== DATA SHOWN ==
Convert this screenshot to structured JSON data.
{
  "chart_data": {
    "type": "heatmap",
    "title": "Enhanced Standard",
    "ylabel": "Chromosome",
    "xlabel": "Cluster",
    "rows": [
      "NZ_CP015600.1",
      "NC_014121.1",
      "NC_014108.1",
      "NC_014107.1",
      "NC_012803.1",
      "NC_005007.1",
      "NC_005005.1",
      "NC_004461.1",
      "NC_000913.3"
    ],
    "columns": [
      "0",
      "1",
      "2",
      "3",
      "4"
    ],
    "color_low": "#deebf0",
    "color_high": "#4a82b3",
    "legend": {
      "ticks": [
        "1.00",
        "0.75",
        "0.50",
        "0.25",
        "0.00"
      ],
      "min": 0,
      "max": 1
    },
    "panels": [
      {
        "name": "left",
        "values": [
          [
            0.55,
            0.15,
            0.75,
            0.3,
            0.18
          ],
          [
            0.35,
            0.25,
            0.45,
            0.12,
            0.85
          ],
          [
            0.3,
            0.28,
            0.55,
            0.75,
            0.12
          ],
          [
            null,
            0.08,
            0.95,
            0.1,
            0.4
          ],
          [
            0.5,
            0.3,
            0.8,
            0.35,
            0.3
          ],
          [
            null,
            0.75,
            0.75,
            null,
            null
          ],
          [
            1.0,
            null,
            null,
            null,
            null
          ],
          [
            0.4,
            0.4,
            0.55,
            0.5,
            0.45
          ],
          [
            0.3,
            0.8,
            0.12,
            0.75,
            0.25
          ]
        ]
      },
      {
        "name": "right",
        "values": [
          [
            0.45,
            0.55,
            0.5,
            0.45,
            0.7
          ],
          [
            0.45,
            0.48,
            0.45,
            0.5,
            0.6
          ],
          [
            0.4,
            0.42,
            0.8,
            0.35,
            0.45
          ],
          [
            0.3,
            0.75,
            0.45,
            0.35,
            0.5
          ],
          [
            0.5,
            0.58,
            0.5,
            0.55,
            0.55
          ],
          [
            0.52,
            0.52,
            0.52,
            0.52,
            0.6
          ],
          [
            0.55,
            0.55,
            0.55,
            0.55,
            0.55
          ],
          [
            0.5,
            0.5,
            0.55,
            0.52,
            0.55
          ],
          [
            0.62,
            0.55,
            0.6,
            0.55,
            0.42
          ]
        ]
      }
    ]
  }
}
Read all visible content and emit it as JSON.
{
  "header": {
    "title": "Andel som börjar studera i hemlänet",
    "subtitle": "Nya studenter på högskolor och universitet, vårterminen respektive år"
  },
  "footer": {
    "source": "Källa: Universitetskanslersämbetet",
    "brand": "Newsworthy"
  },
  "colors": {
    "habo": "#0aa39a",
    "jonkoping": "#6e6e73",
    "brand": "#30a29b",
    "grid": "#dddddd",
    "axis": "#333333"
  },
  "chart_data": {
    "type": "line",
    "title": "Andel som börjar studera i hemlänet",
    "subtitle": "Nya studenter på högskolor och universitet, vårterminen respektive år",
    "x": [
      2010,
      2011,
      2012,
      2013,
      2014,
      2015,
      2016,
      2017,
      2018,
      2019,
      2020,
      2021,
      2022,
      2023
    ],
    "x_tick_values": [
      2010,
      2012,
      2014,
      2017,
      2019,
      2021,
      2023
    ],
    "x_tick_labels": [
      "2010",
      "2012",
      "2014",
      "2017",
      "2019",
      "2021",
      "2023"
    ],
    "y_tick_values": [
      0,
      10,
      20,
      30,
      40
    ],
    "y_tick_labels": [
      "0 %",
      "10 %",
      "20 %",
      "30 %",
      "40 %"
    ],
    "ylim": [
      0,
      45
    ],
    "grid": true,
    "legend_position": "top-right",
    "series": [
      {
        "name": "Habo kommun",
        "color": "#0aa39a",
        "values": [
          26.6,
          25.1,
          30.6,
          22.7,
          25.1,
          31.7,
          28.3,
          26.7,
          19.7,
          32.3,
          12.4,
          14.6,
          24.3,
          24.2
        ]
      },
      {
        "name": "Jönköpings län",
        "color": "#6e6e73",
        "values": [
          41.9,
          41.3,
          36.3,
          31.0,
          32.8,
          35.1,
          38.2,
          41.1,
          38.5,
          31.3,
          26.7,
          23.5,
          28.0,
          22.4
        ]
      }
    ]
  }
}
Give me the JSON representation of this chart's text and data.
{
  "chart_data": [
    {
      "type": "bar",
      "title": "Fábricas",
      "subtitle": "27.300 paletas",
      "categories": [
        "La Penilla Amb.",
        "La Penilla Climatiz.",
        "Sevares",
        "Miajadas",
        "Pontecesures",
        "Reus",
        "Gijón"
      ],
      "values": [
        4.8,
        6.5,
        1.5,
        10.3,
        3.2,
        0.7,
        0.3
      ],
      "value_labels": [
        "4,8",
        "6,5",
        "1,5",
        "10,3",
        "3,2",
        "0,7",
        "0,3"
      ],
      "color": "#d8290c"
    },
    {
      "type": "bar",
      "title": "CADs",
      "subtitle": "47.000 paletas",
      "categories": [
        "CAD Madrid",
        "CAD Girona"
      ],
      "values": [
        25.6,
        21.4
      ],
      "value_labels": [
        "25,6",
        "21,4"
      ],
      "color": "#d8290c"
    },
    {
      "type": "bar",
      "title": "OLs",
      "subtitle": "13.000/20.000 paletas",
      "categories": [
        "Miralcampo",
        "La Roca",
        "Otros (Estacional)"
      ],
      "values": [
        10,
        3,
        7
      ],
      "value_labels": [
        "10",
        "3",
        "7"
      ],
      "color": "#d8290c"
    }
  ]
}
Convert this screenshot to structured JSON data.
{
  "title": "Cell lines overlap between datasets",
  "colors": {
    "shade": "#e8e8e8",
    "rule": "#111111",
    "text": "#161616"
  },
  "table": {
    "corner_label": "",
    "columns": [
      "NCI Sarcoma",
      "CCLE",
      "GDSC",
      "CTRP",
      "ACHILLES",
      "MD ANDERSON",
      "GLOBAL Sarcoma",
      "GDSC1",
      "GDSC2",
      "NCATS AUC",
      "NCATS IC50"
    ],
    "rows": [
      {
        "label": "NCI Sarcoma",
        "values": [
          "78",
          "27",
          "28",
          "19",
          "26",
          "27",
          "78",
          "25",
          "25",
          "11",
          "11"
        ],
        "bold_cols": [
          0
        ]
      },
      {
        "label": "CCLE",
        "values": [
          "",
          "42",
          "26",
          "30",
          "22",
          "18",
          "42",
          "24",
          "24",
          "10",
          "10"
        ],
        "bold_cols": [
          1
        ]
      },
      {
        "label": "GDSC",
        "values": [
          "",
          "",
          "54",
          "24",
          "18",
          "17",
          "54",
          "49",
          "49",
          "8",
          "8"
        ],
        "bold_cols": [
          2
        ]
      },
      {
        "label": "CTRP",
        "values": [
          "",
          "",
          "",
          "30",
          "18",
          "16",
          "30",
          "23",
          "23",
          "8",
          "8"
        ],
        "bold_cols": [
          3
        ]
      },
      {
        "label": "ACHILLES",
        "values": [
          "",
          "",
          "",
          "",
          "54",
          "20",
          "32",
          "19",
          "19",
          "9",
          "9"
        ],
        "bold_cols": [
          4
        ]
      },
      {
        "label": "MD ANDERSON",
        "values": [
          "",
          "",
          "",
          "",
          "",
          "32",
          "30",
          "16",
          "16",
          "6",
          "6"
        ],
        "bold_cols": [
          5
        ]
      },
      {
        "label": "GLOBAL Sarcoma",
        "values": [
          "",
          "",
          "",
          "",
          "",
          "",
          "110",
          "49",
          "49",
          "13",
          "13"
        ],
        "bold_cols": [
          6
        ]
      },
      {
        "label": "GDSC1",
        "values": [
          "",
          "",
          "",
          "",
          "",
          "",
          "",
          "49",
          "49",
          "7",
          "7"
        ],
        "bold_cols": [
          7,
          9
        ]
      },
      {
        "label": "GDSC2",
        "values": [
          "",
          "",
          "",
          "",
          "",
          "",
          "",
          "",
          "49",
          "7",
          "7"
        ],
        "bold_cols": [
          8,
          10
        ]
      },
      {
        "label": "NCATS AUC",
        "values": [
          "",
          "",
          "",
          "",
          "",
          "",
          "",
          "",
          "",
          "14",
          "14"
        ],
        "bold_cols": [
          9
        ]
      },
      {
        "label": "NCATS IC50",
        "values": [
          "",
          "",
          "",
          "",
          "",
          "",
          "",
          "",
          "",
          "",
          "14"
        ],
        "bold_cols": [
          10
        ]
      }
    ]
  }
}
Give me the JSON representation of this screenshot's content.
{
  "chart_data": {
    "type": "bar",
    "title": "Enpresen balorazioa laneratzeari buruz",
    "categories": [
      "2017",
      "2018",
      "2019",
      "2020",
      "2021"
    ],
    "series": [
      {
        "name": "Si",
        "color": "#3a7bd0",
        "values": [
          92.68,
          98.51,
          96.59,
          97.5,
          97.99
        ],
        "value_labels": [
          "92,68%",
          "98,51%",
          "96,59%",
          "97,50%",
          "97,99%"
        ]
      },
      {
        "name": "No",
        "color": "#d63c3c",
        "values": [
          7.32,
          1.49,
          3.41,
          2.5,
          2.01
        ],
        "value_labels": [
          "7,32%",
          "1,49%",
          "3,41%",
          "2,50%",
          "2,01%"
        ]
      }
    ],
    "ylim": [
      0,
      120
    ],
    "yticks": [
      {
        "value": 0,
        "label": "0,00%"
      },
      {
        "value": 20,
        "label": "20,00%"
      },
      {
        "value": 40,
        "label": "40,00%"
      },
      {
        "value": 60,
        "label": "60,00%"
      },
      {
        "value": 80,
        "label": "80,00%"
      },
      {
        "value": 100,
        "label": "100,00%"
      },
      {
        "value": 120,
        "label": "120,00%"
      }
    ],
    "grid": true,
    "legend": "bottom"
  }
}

== TO DO ==
Go through the listing above and pull out each line containing the word "vårterminen".

== SOLVED PROBLEM ==
    "subtitle": "Nya studenter på högskolor och universitet, vårterminen respektive år"
    "subtitle": "Nya studenter på högskolor och universitet, vårterminen respektive år",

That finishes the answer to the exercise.